— BEGIN Available data —
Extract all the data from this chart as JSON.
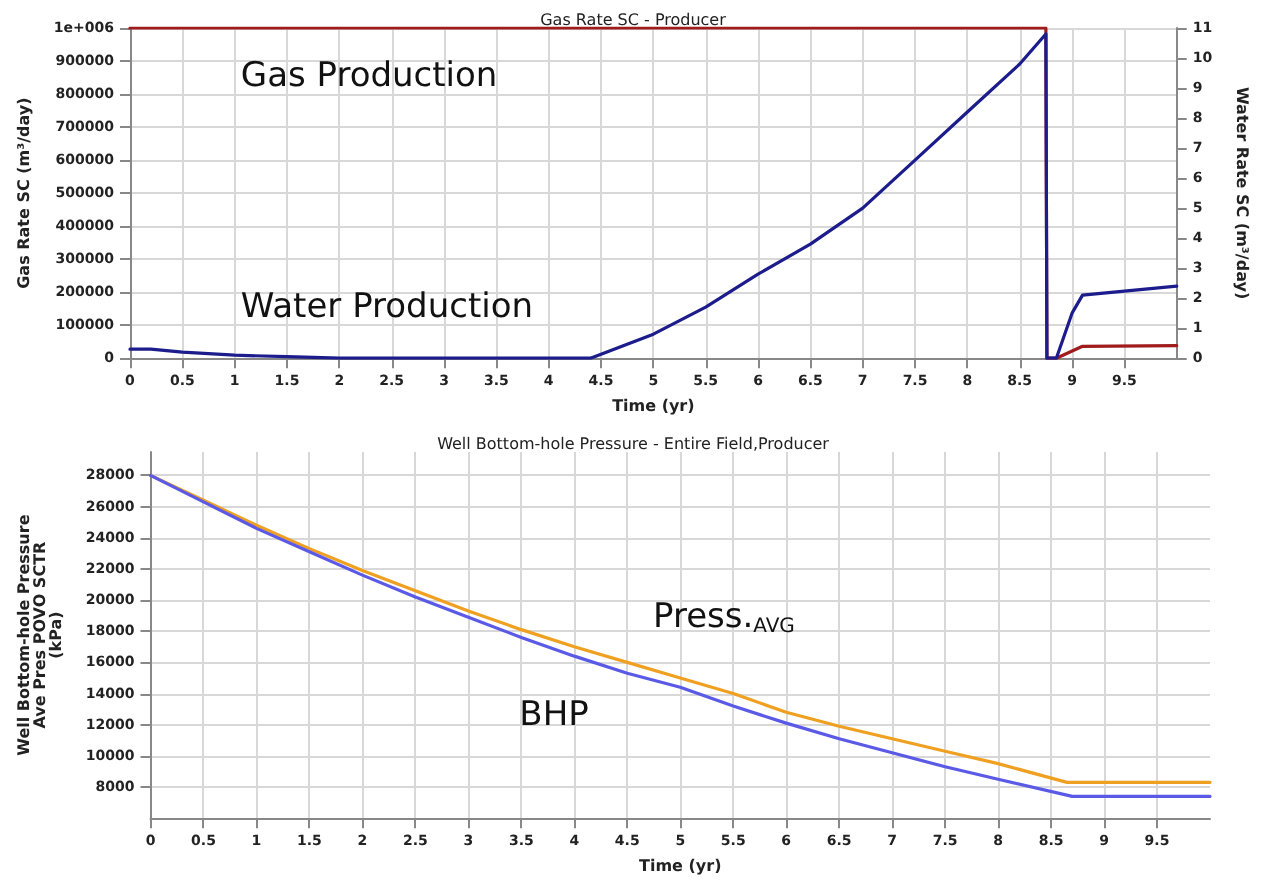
{
  "chart_data": [
    {
      "type": "line",
      "title": "Gas Rate SC - Producer",
      "xlabel": "Time (yr)",
      "ylabel": "Gas Rate SC (m³/day)",
      "y2label": "Water Rate SC (m³/day)",
      "xlim": [
        0,
        10
      ],
      "xticks": [
        0,
        0.5,
        1,
        1.5,
        2,
        2.5,
        3,
        3.5,
        4,
        4.5,
        5,
        5.5,
        6,
        6.5,
        7,
        7.5,
        8,
        8.5,
        9,
        9.5
      ],
      "ylim": [
        0,
        1000000
      ],
      "yticks": [
        0,
        100000,
        200000,
        300000,
        400000,
        500000,
        600000,
        700000,
        800000,
        900000,
        {
          "value": 1000000,
          "label": "1e+006"
        }
      ],
      "y2lim": [
        0,
        11
      ],
      "y2ticks": [
        0,
        1,
        2,
        3,
        4,
        5,
        6,
        7,
        8,
        9,
        10,
        11
      ],
      "grid": true,
      "marker": "none",
      "line_style": "solid",
      "series": [
        {
          "color": "#a01c1c",
          "x": [
            0,
            8.75,
            8.76,
            8.85,
            9.1,
            10
          ],
          "values": [
            1000000,
            1000000,
            0,
            0,
            36000,
            38000
          ]
        },
        {
          "color": "#1c1c8c",
          "axis": "y2",
          "x": [
            0,
            0.2,
            0.5,
            1,
            1.5,
            2,
            4.4,
            4.7,
            5,
            5.5,
            6,
            6.5,
            7,
            7.5,
            8,
            8.5,
            8.75,
            8.76,
            8.85,
            9,
            9.1,
            10
          ],
          "values": [
            0.3,
            0.3,
            0.2,
            0.1,
            0.05,
            0,
            0,
            0.4,
            0.8,
            1.7,
            2.8,
            3.8,
            5.0,
            6.6,
            8.2,
            9.8,
            10.8,
            0,
            0,
            1.5,
            2.1,
            2.4
          ]
        }
      ],
      "annotations": [
        "Gas Production",
        "Water Production"
      ]
    },
    {
      "type": "line",
      "title": "Well Bottom-hole Pressure - Entire Field,Producer",
      "xlabel": "Time (yr)",
      "ylabel": "Well Bottom-hole Pressure\nAve Pres POVO SCTR\n(kPa)",
      "xlim": [
        0,
        10
      ],
      "xticks": [
        0,
        0.5,
        1,
        1.5,
        2,
        2.5,
        3,
        3.5,
        4,
        4.5,
        5,
        5.5,
        6,
        6.5,
        7,
        7.5,
        8,
        8.5,
        9,
        9.5
      ],
      "ylim": [
        6000,
        29500
      ],
      "yticks": [
        8000,
        10000,
        12000,
        14000,
        16000,
        18000,
        20000,
        22000,
        24000,
        26000,
        28000
      ],
      "grid": true,
      "marker": "none",
      "line_style": "solid",
      "series": [
        {
          "color": "#f0a020",
          "x": [
            0,
            0.5,
            1,
            1.5,
            2,
            2.5,
            3,
            3.5,
            4,
            4.5,
            5,
            5.5,
            6,
            6.5,
            7,
            7.5,
            8,
            8.65,
            10
          ],
          "values": [
            28000,
            26400,
            24800,
            23300,
            21900,
            20600,
            19300,
            18100,
            17000,
            16000,
            15000,
            14000,
            12800,
            11900,
            11100,
            10300,
            9500,
            8300,
            8300
          ]
        },
        {
          "color": "#5a5ae6",
          "x": [
            0,
            0.5,
            1,
            1.5,
            2,
            2.5,
            3,
            3.5,
            4,
            4.5,
            5,
            5.5,
            6,
            6.5,
            7,
            7.5,
            8,
            8.7,
            10
          ],
          "values": [
            28000,
            26300,
            24600,
            23100,
            21600,
            20200,
            18900,
            17600,
            16400,
            15300,
            14400,
            13200,
            12100,
            11100,
            10200,
            9300,
            8500,
            7400,
            7400
          ]
        }
      ],
      "annotations": [
        "Press.$_{AVG}$",
        "BHP"
      ]
    }
  ]
}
— END Available data —
From the entries, report each line that includes the word "Water".

**Answer to the task**
      "y2label": "Water Rate SC (m³/day)",
        "Water Production"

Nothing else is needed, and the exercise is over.